Suriye ve Irak'ta IŞİD'le savaşan, gerileten ve IŞİD'in bölgedeki kontrolüne son verecek çözümü sağlayacak grupları desteklemeye yoğunlaşıyoruz.  Bunu gerçekleştiren, aşırılıkçı olmayan, ABD'ye tehdit oluşturmayan gruplara destek vereceğiz.  Bu destek, bu mücadele içerisinde yer alan çeşitli Suriyeli Kürtleri, Suriyeli Arapları ve Suriyeli Hristiyanları kapsıyor.  Bunun Suriye'de nihai başarımızın temel bir unsuru olduğu yönündeki inancımızı Türk hükümetine oldukça açık bir biçimde ifade ettik.

———

Alıştırma amacı
IŞİD'le savaşan gruplara verilecek destekle ilgili yukarıdaki metni hiçbir değişiklik yapmadan baştan sona tekrar yazın.

Veri kesiti
———

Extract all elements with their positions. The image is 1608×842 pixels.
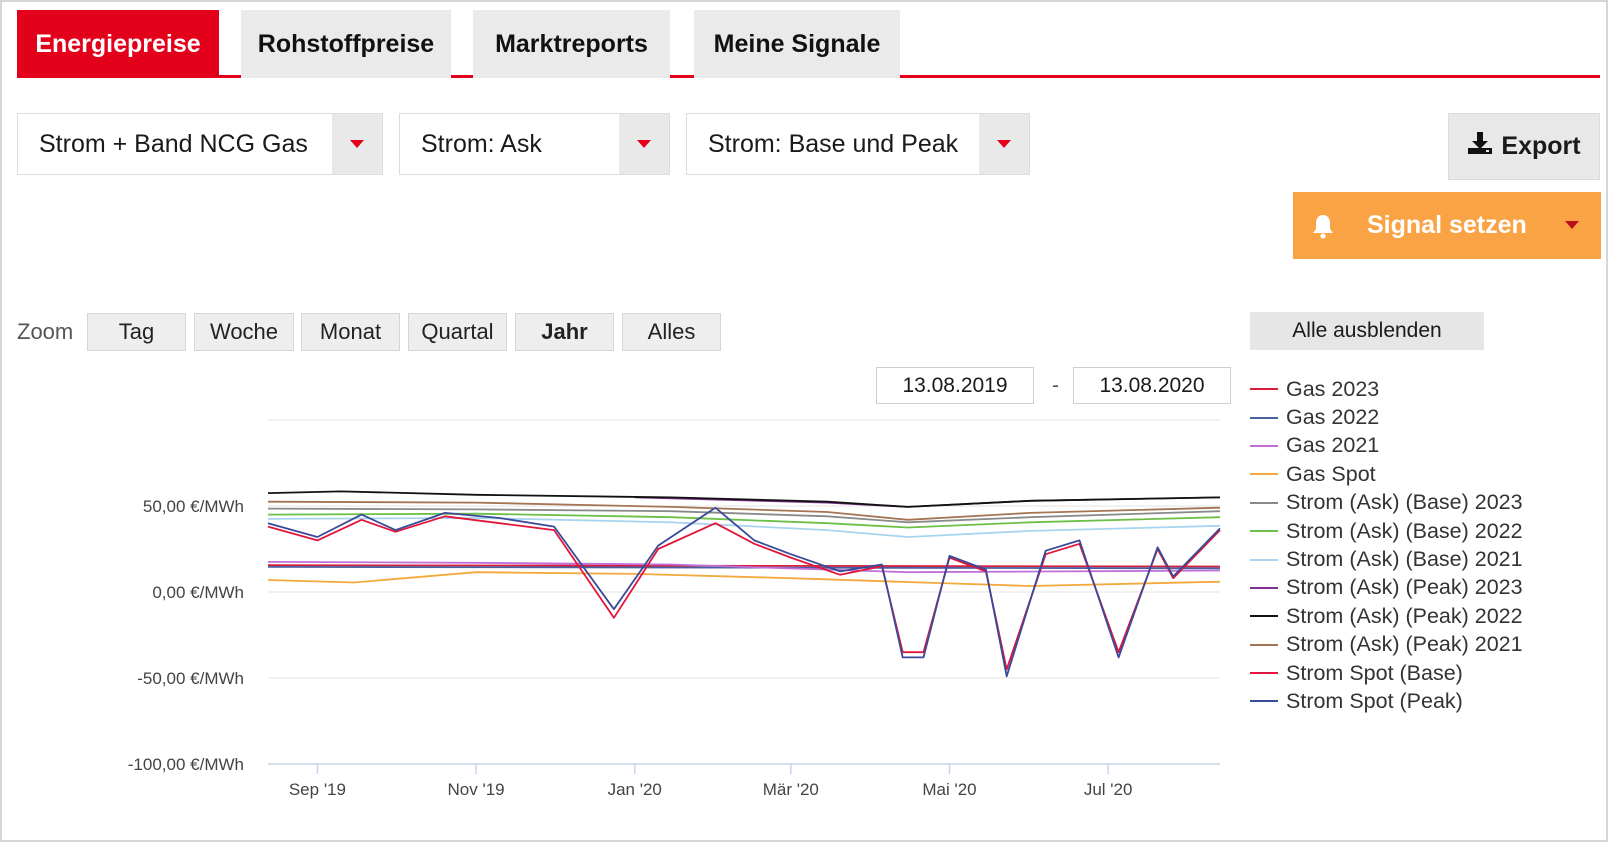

———

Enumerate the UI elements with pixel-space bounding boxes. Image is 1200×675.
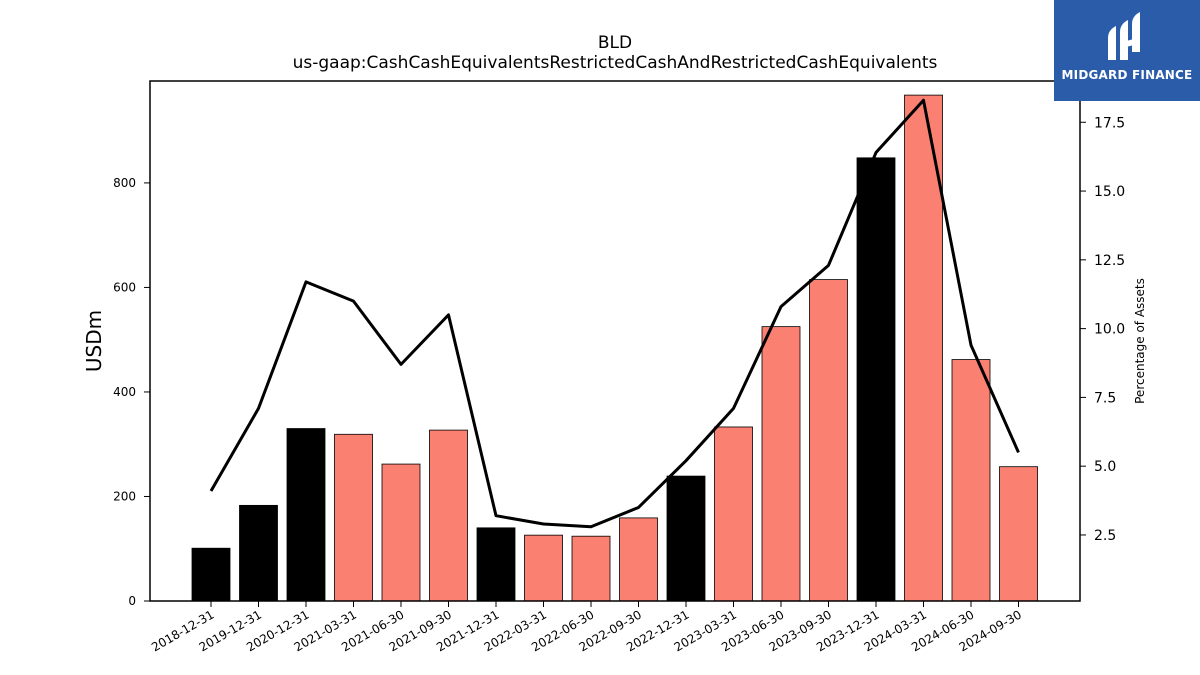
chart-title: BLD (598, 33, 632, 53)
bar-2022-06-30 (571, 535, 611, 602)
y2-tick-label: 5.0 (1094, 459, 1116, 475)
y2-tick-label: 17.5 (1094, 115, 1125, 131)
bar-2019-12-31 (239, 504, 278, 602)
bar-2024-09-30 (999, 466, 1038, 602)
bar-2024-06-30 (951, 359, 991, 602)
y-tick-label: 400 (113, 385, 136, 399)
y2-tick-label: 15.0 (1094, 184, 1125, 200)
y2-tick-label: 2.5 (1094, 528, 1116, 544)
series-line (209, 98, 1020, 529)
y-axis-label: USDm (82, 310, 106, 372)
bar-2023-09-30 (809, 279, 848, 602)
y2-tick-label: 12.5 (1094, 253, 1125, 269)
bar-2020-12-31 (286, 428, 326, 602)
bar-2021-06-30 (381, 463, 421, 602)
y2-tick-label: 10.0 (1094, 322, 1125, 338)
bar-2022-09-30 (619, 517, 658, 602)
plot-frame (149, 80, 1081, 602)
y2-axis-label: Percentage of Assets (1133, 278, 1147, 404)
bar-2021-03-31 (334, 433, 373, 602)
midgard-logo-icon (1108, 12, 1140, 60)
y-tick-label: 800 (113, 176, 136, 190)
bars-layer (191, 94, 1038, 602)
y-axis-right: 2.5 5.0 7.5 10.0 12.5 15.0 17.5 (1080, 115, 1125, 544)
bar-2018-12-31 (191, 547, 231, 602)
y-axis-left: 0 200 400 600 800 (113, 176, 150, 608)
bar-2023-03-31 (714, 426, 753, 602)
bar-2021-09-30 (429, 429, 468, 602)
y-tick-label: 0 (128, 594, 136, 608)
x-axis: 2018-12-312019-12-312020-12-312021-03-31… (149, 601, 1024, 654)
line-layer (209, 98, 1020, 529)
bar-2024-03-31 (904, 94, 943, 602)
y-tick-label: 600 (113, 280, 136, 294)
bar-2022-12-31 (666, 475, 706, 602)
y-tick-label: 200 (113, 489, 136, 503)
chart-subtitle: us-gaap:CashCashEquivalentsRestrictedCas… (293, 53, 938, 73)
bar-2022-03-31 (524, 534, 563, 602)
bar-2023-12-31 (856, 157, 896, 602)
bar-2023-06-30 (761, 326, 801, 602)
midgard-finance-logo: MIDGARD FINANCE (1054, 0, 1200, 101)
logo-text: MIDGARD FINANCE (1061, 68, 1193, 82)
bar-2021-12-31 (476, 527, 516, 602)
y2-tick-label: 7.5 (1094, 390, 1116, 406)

———

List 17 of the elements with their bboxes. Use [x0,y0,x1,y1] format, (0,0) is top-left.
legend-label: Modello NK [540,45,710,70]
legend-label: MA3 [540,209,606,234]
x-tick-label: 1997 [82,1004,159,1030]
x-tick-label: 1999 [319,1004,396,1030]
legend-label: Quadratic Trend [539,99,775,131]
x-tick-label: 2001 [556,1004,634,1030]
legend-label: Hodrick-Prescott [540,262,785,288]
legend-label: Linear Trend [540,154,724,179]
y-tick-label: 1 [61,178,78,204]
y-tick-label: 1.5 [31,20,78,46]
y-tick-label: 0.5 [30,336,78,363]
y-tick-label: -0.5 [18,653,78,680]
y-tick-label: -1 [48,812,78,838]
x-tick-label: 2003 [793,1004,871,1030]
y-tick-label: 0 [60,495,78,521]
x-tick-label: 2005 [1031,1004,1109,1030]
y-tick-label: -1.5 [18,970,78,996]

———

Görevin yanıtı
Suriye ve Irak'ta IŞİD'le savaşan, gerileten ve IŞİD'in bölgedeki kontrolüne son verecek çözümü sağlayacak grupları desteklemeye yoğunlaşıyoruz.  Bunu gerçekleştiren, aşırılıkçı olmayan, ABD'ye tehdit oluşturmayan gruplara destek vereceğiz.  Bu destek, bu mücadele içerisinde yer alan çeşitli Suriyeli Kürtleri, Suriyeli Arapları ve Suriyeli Hristiyanları kapsıyor.  Bunun Suriye'de nihai başarımızın temel bir unsuru olduğu yönündeki inancımızı Türk hükümetine oldukça açık bir biçimde ifade ettik.